--- begin SUPPLIED MATERIAL ---

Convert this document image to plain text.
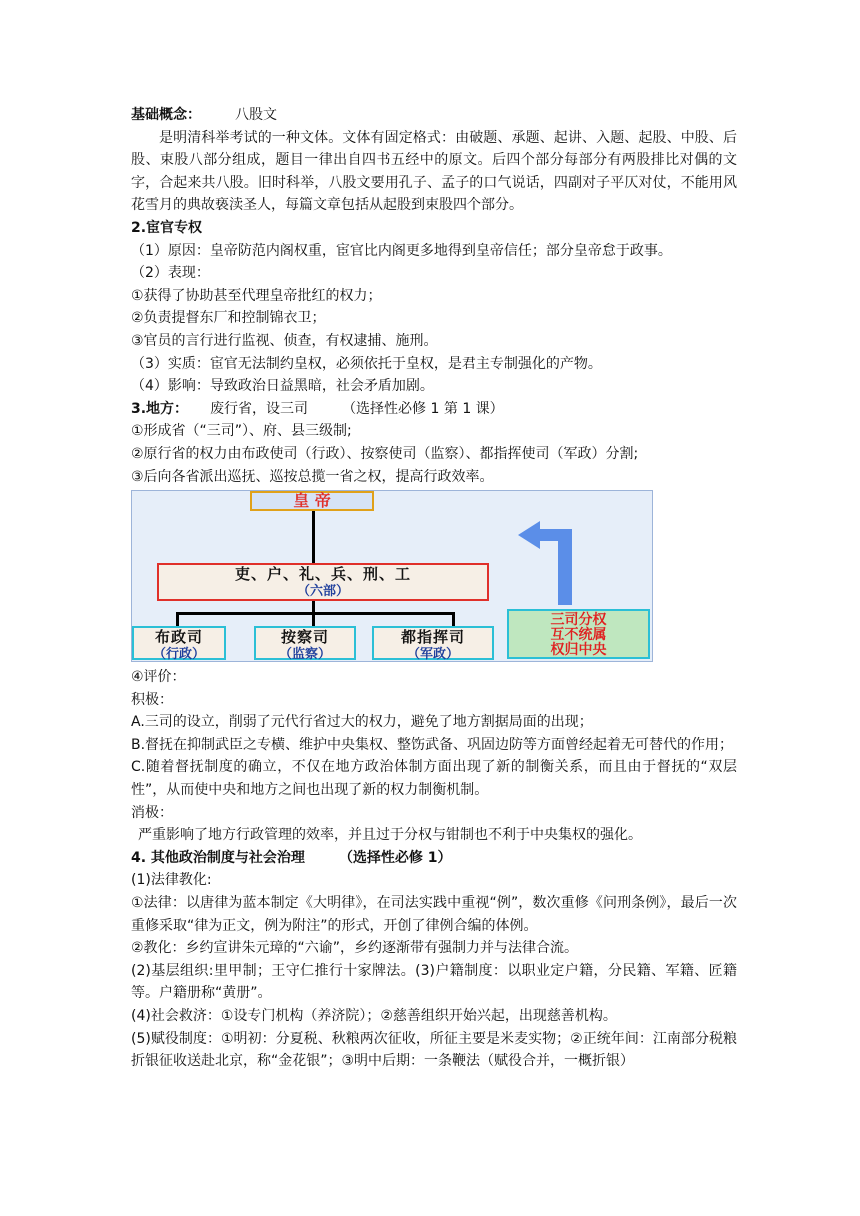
基础概念： 八股文
是明清科举考试的一种文体。文体有固定格式：由破题、承题、起讲、入题、起股、中股、后股、束股八部分组成，题目一律出自四书五经中的原文。后四个部分每部分有两股排比对偶的文字，合起来共八股。旧时科举，八股文要用孔子、孟子的口气说话，四副对子平仄对仗，不能用风花雪月的典故亵渎圣人，每篇文章包括从起股到束股四个部分。
2.宦官专权
（1）原因：皇帝防范内阁权重，宦官比内阁更多地得到皇帝信任；部分皇帝怠于政事。
（2）表现：
①获得了协助甚至代理皇帝批红的权力；
②负责提督东厂和控制锦衣卫；
③官员的言行进行监视、侦查，有权逮捕、施刑。
（3）实质：宦官无法制约皇权，必须依托于皇权，是君主专制强化的产物。
（4）影响：导致政治日益黑暗，社会矛盾加剧。
3.地方： 废行省，设三司 （选择性必修 1 第 1 课）
①形成省（“三司”）、府、县三级制;
②原行省的权力由布政使司（行政）、按察使司（监察）、都指挥使司（军政）分割;
③后向各省派出巡抚、巡按总揽一省之权，提高行政效率。
皇 帝
吏、户、礼、兵、刑、工
（六部）
布政司
（行政）
按察司
（监察）
都指挥司
（军政）
三司分权
互不统属
权归中央
④评价：
积极：
A.三司的设立，削弱了元代行省过大的权力，避免了地方割据局面的出现；
B.督抚在抑制武臣之专横、维护中央集权、整饬武备、巩固边防等方面曾经起着无可替代的作用；
C.随着督抚制度的确立，不仅在地方政治体制方面出现了新的制衡关系，而且由于督抚的“双层性”，从而使中央和地方之间也出现了新的权力制衡机制。
消极：
严重影响了地方行政管理的效率，并且过于分权与钳制也不利于中央集权的强化。
4. 其他政治制度与社会治理 （选择性必修 1）
(1)法律教化:
①法律：以唐律为蓝本制定《大明律》，在司法实践中重视“例”，数次重修《问刑条例》，最后一次重修采取“律为正文，例为附注”的形式，开创了律例合编的体例。
②教化：乡约宣讲朱元璋的“六谕”，乡约逐渐带有强制力并与法律合流。
(2)基层组织:里甲制；王守仁推行十家牌法。(3)户籍制度：以职业定户籍，分民籍、军籍、匠籍等。户籍册称“黄册”。
(4)社会救济：①设专门机构（养济院）；②慈善组织开始兴起，出现慈善机构。
(5)赋役制度：①明初：分夏税、秋粮两次征收，所征主要是米麦实物；②正统年间：江南部分税粮折银征收送赴北京，称“金花银”；③明中后期：一条鞭法（赋役合并，一概折银）
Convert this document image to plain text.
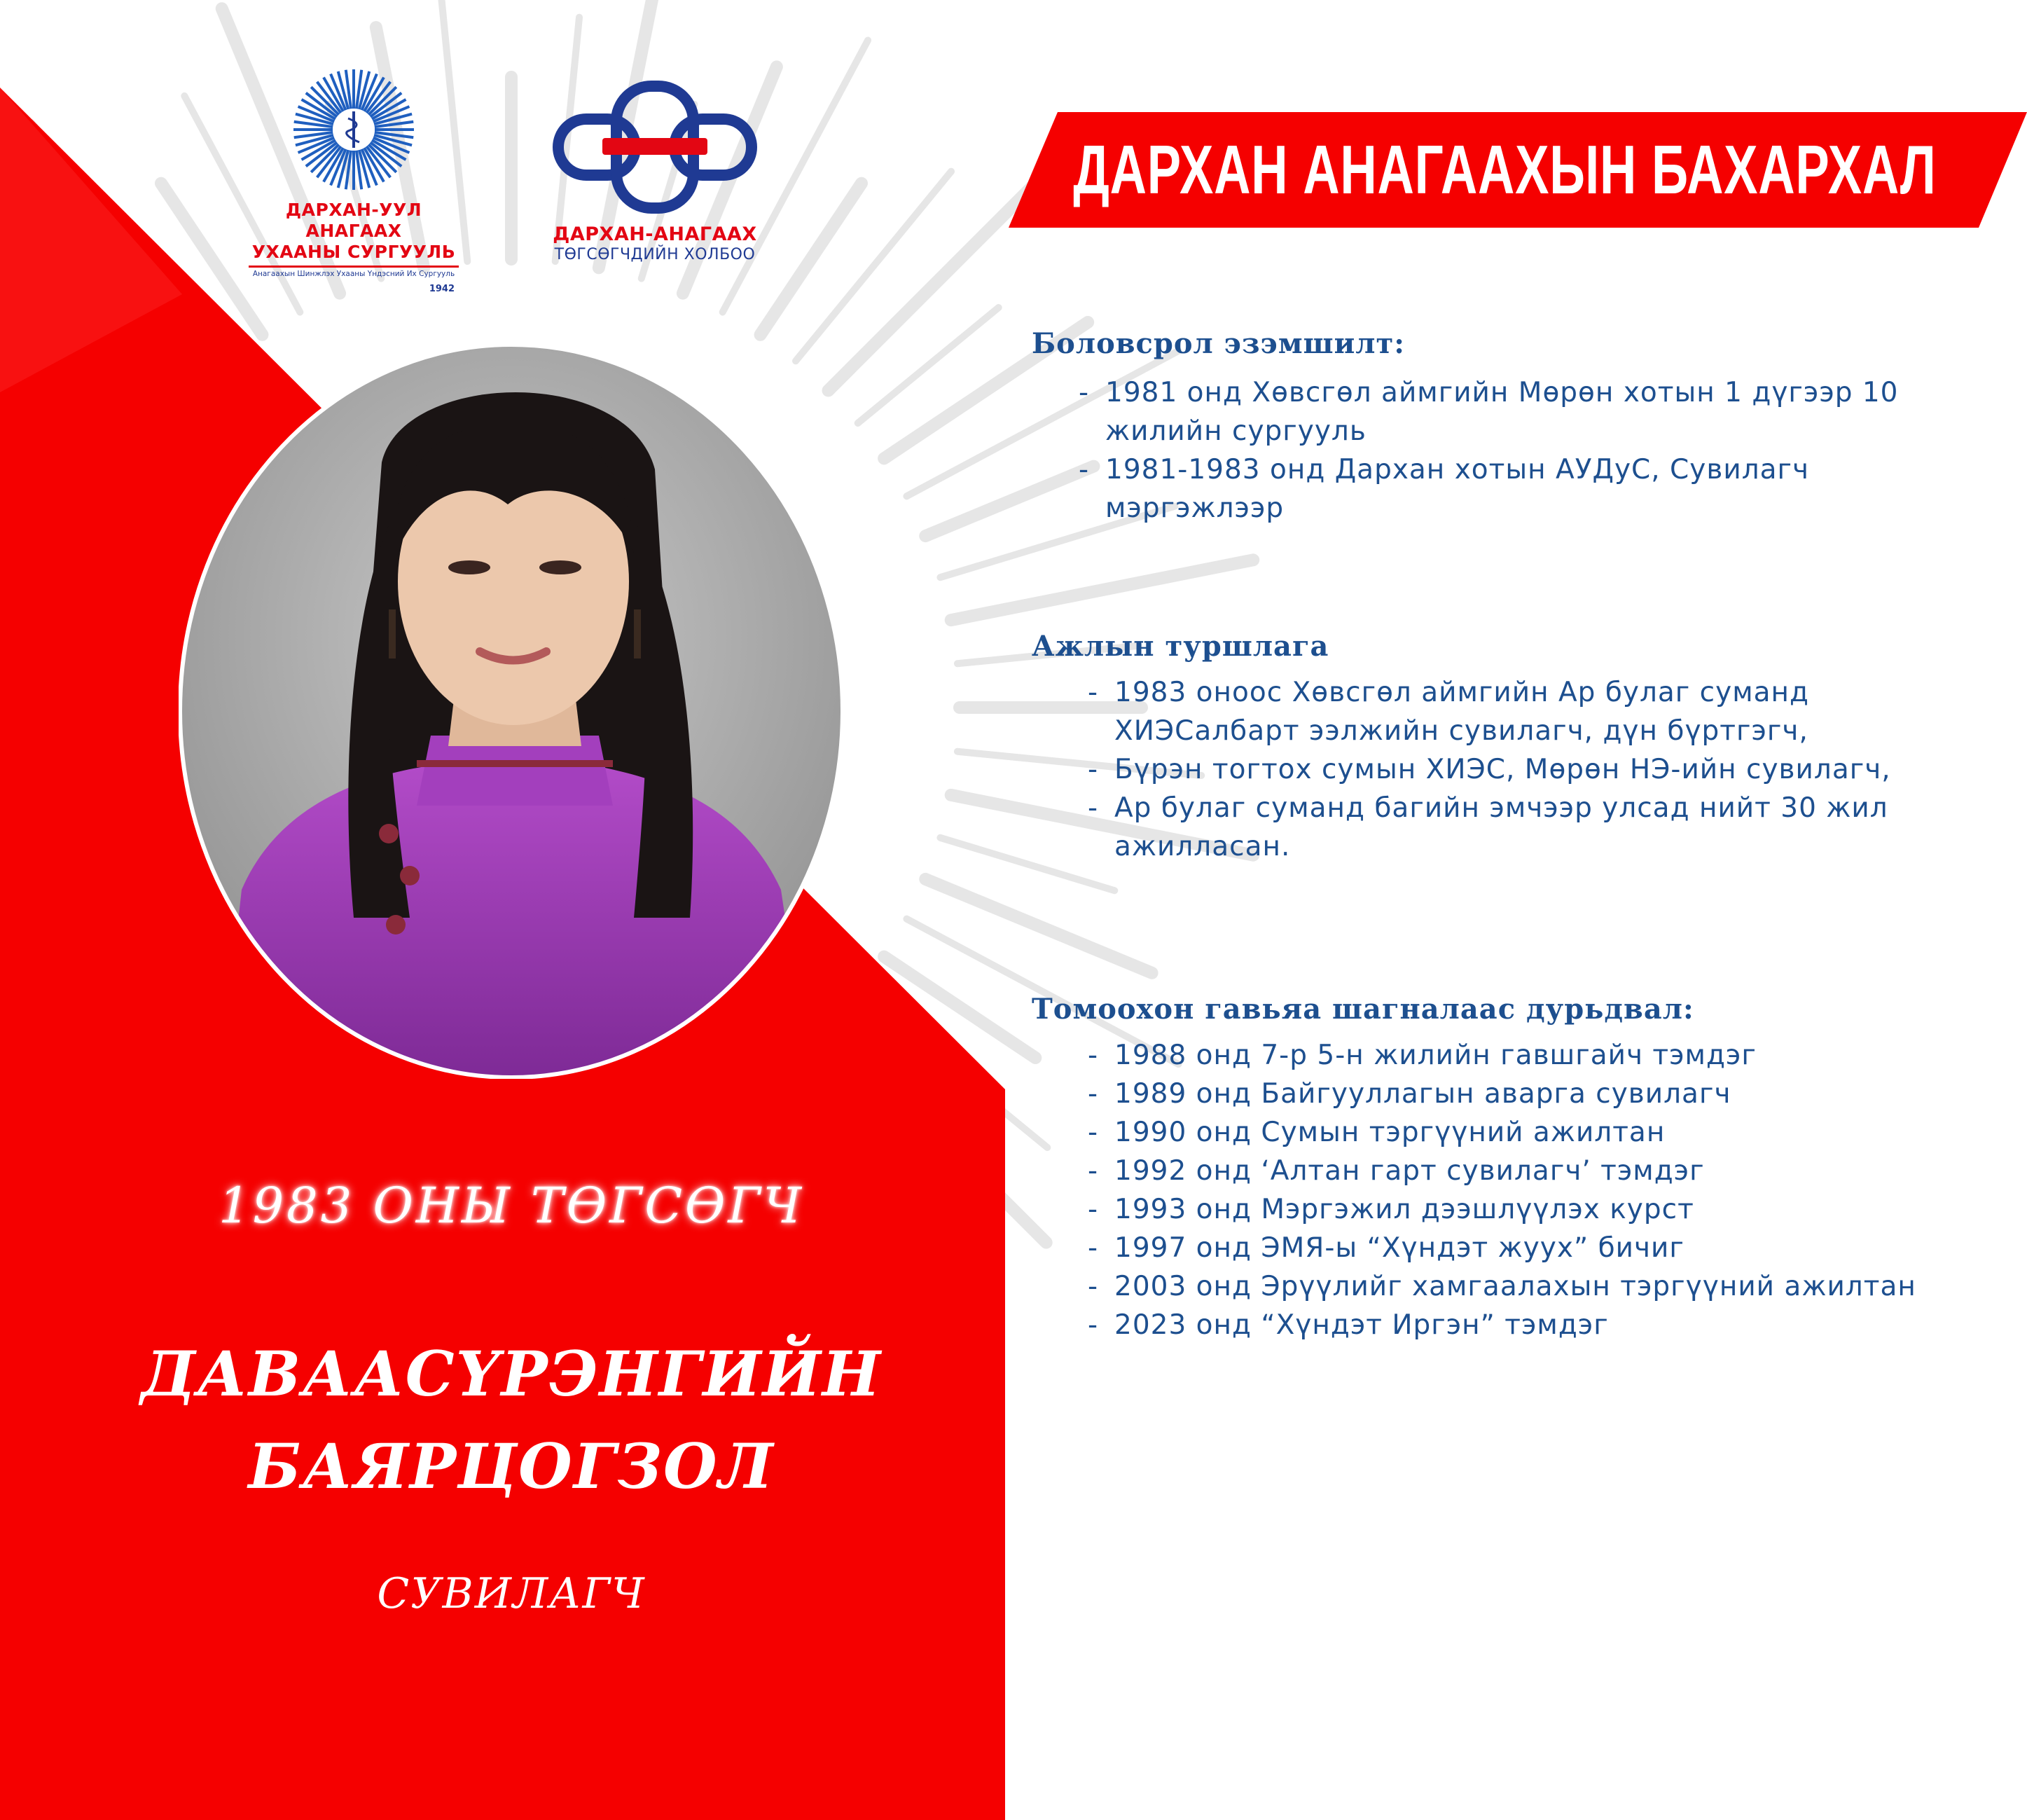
ДАРХАН-УУЛ АНАГААХ
УХААНЫ СУРГУУЛЬ
Анагаахын Шинжлэх Ухааны Үндэсний Их Сургууль
1942
ДАРХАН-АНАГААХ
ТӨГСӨГЧДИЙН ХОЛБОО
ДАРХАН АНАГААХЫН БАХАРХАЛ
1983 ОНЫ ТӨГСӨГЧ
ДАВААСҮРЭНГИЙН
БАЯРЦОГЗОЛ
СУВИЛАГЧ
Боловсрол эзэмшилт:
- 1981 онд Хөвсгөл аймгийн Мөрөн хотын 1 дүгээр 10
жилийн сургууль
- 1981-1983 онд Дархан хотын АУДуС, Сувилагч
мэргэжлээр
Ажлын туршлага
- 1983 оноос Хөвсгөл аймгийн Ар булаг суманд
ХИЭСалбарт ээлжийн сувилагч, дүн бүртгэгч,
- Бүрэн тогтох сумын ХИЭС, Мөрөн НЭ-ийн сувилагч,
- Ар булаг суманд багийн эмчээр улсад нийт 30 жил
ажилласан.
Томоохон гавьяа шагналаас дурьдвал:
- 1988 онд 7-р 5-н жилийн гавшгайч тэмдэг
- 1989 онд Байгууллагын аварга сувилагч
- 1990 онд Сумын тэргүүний ажилтан
- 1992 онд ‘Алтан гарт сувилагч’ тэмдэг
- 1993 онд Мэргэжил дээшлүүлэх курст
- 1997 онд ЭМЯ-ы “Хүндэт жуух” бичиг
- 2003 онд Эрүүлийг хамгаалахын тэргүүний ажилтан
- 2023 онд “Хүндэт Иргэн” тэмдэг
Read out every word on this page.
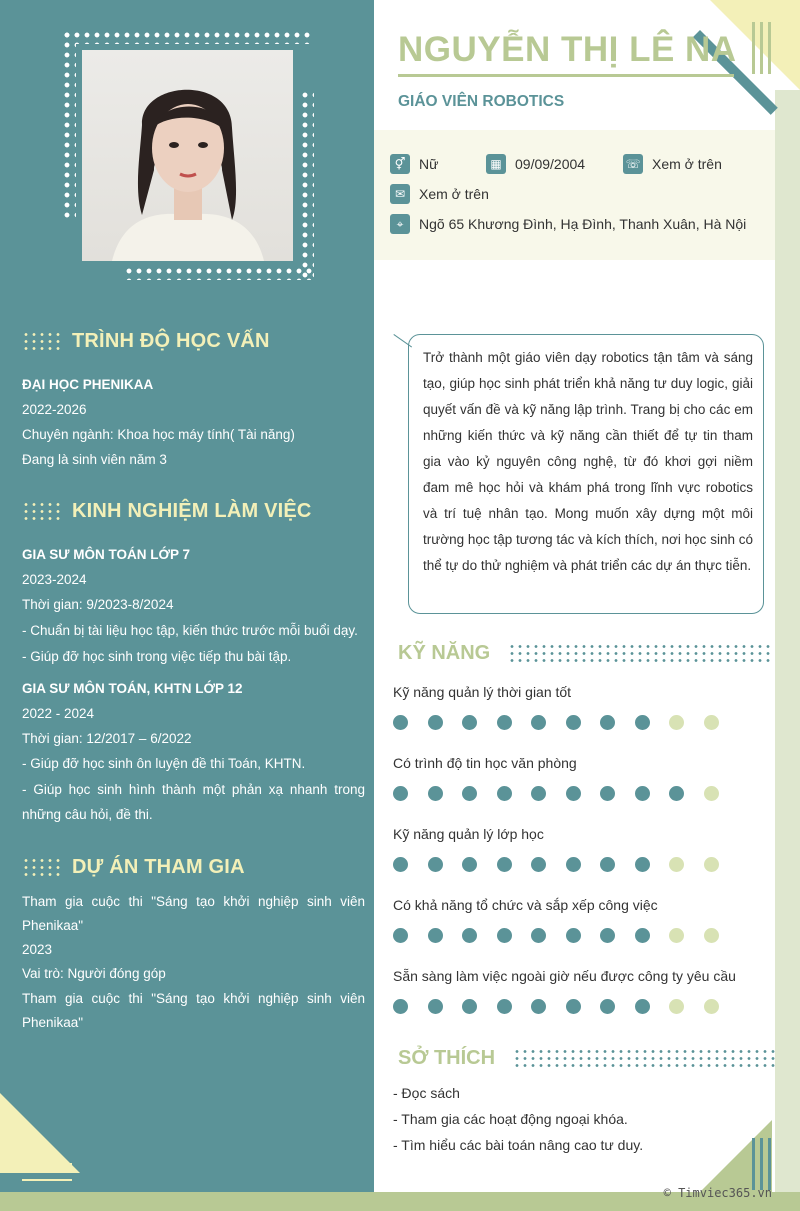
NGUYỄN THỊ LÊ NA
GIÁO VIÊN ROBOTICS
⚥ Nữ	▦ 09/09/2004	☏ Xem ở trên
✉ Xem ở trên
⌖	Ngõ 65 Khương Đình, Hạ Đình, Thanh Xuân, Hà Nội
TRÌNH ĐỘ HỌC VẤN
ĐẠI HỌC PHENIKAA
2022-2026
Chuyên ngành: Khoa học máy tính( Tài năng)
Đang là sinh viên năm 3
KINH NGHIỆM LÀM VIỆC
GIA SƯ MÔN TOÁN LỚP 7
2023-2024
Thời gian: 9/2023-8/2024
- Chuẩn bị tài liệu học tập, kiến thức trước mỗi buổi dạy.
- Giúp đỡ học sinh trong việc tiếp thu bài tập.
GIA SƯ MÔN TOÁN, KHTN LỚP 12
2022 - 2024
Thời gian: 12/2017 – 6/2022
- Giúp đỡ học sinh ôn luyện đề thi Toán, KHTN.
- Giúp học sinh hình thành một phản xạ nhanh trong những câu hỏi, đề thi.
DỰ ÁN THAM GIA
Tham gia cuộc thi "Sáng tạo khởi nghiệp sinh viên Phenikaa"
2023
Vai trò: Người đóng góp
Tham gia cuộc thi "Sáng tạo khởi nghiệp sinh viên Phenikaa"
Trở thành một giáo viên dạy robotics tận tâm và sáng tạo, giúp học sinh phát triển khả năng tư duy logic, giải quyết vấn đề và kỹ năng lập trình. Trang bị cho các em những kiến thức và kỹ năng cần thiết để tự tin tham gia vào kỷ nguyên công nghệ, từ đó khơi gợi niềm đam mê học hỏi và khám phá trong lĩnh vực robotics và trí tuệ nhân tạo. Mong muốn xây dựng một môi trường học tập tương tác và kích thích, nơi học sinh có thể tự do thử nghiệm và phát triển các dự án thực tiễn.
KỸ NĂNG
Kỹ năng quản lý thời gian tốt
Có trình độ tin học văn phòng
Kỹ năng quản lý lớp học
Có khả năng tổ chức và sắp xếp công việc
Sẵn sàng làm việc ngoài giờ nếu được công ty yêu cầu
SỞ THÍCH
- Đọc sách
- Tham gia các hoạt động ngoại khóa.
- Tìm hiểu các bài toán nâng cao tư duy.
© Timviec365.vn
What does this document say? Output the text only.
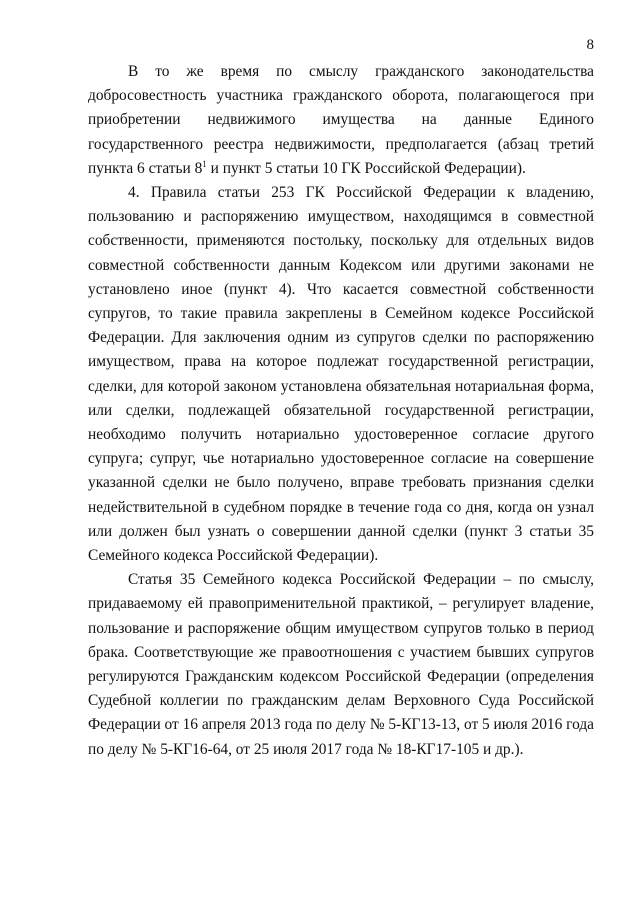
8

В то же время по смыслу гражданского законодательства добросовестность участника гражданского оборота, полагающегося при приобретении недвижимого имущества на данные Единого государственного реестра недвижимости, предполагается (абзац третий пункта 6 статьи $8^1$ и пункт 5 статьи 10 ГК Российской Федерации).

4. Правила статьи 253 ГК Российской Федерации к владению, пользованию и распоряжению имуществом, находящимся в совместной собственности, применяются постольку, поскольку для отдельных видов совместной собственности данным Кодексом или другими законами не установлено иное (пункт 4). Что касается совместной собственности супругов, то такие правила закреплены в Семейном кодексе Российской Федерации. Для заключения одним из супругов сделки по распоряжению имуществом, права на которое подлежат государственной регистрации, сделки, для которой законом установлена обязательная нотариальная форма, или сделки, подлежащей обязательной государственной регистрации, необходимо получить нотариально удостоверенное согласие другого супруга; супруг, чье нотариально удостоверенное согласие на совершение указанной сделки не было получено, вправе требовать признания сделки недействительной в судебном порядке в течение года со дня, когда он узнал или должен был узнать о совершении данной сделки (пункт 3 статьи 35 Семейного кодекса Российской Федерации).

Статья 35 Семейного кодекса Российской Федерации – по смыслу, придаваемому ей правоприменительной практикой, – регулирует владение, пользование и распоряжение общим имуществом супругов только в период брака. Соответствующие же правоотношения с участием бывших супругов регулируются Гражданским кодексом Российской Федерации (определения Судебной коллегии по гражданским делам Верховного Суда Российской Федерации от 16 апреля 2013 года по делу № 5-КГ13-13, от 5 июля 2016 года по делу № 5-КГ16-64, от 25 июля 2017 года № 18-КГ17-105 и др.).
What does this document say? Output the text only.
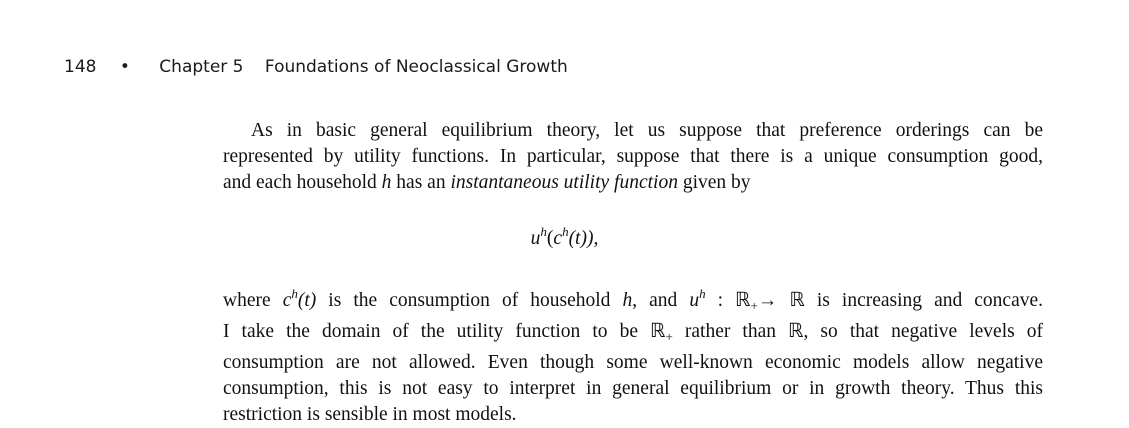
148 • Chapter 5 Foundations of Neoclassical Growth
As in basic general equilibrium theory, let us suppose that preference orderings can be
represented by utility functions. In particular, suppose that there is a unique consumption good,
and each household h has an instantaneous utility function given by
$u^h(c^h(t))$,
where $c^h(t)$ is the consumption of household h, and $u^h$ : ℝ$_+$→ ℝ is increasing and concave.
I take the domain of the utility function to be ℝ$_+$ rather than ℝ, so that negative levels of
consumption are not allowed. Even though some well-known economic models allow negative
consumption, this is not easy to interpret in general equilibrium or in growth theory. Thus this
restriction is sensible in most models.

--- end SUPPLIED MATERIAL ---

• **PROMPT**
Count every line bearing the word "kiến"; report the total only.

• **RESPONSE TO THE EXERCISE**
2